- [EXERCISE DIRECTIONS]
Wherever "工程所需材料及设备由方采购供应至" appears in a line, copy that line.

- [RECORDS SUPPLIED]
_ _ _ _

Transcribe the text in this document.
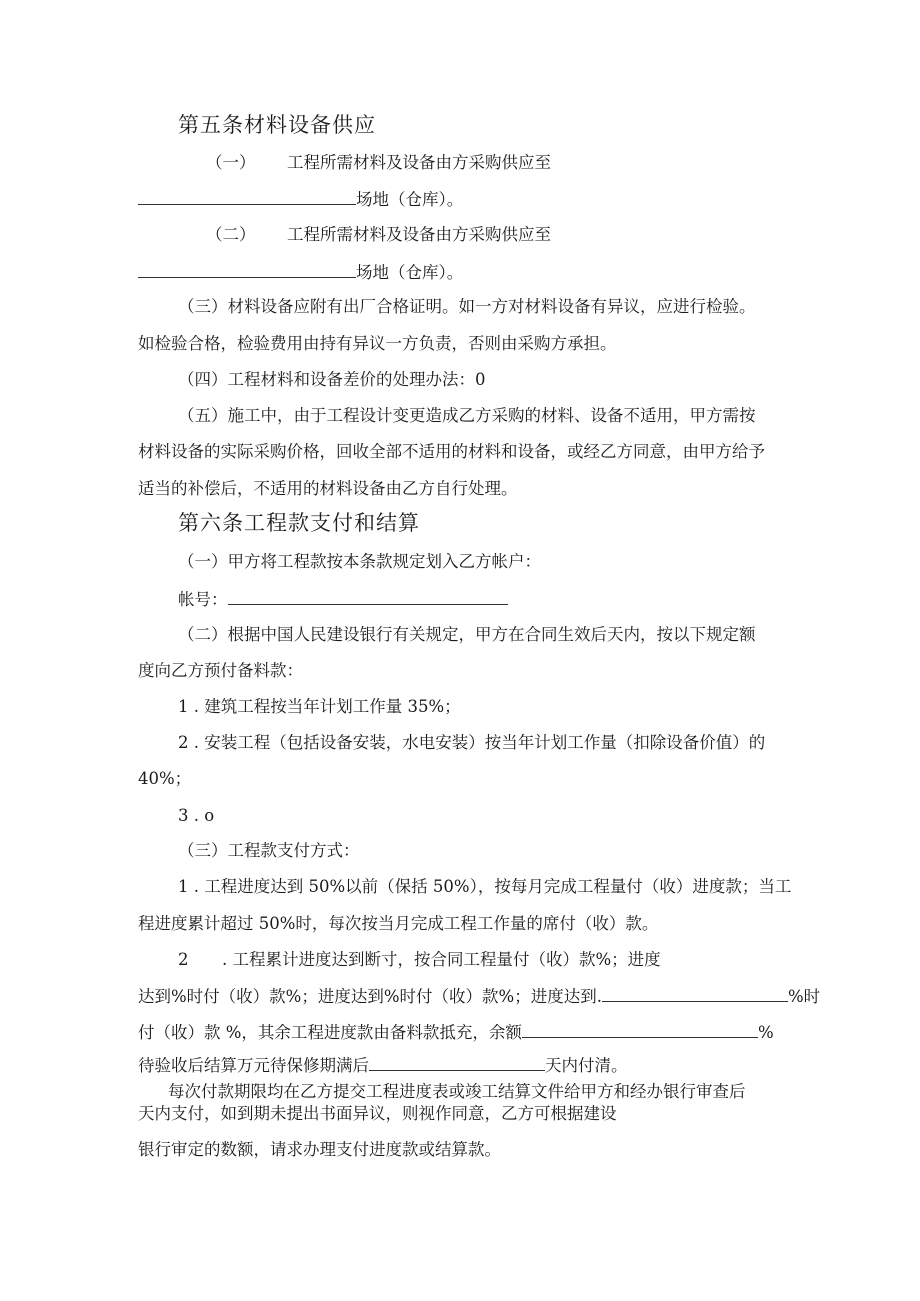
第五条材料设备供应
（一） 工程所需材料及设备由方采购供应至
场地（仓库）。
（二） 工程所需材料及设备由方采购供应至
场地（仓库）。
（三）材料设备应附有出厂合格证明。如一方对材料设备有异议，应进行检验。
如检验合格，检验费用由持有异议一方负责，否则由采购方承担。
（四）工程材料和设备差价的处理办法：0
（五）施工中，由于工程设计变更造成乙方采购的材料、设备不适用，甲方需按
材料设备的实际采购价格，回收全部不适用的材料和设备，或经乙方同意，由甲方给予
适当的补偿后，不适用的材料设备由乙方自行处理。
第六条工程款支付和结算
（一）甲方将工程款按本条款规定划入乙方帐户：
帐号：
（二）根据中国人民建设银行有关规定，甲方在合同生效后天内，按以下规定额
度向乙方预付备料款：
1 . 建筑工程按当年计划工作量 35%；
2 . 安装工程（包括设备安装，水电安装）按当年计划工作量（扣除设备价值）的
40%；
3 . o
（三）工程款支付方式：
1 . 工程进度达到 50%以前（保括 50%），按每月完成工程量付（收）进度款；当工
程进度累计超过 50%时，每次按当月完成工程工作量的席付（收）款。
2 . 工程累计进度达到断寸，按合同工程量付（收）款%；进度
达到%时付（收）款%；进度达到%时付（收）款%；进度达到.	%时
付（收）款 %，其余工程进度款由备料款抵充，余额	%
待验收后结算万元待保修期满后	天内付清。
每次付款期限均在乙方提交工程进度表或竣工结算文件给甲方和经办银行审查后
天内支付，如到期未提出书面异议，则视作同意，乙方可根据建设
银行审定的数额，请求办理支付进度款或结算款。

_ _ _ _

- [ANSWER IN FULL]
（一） 工程所需材料及设备由方采购供应至
（二） 工程所需材料及设备由方采购供应至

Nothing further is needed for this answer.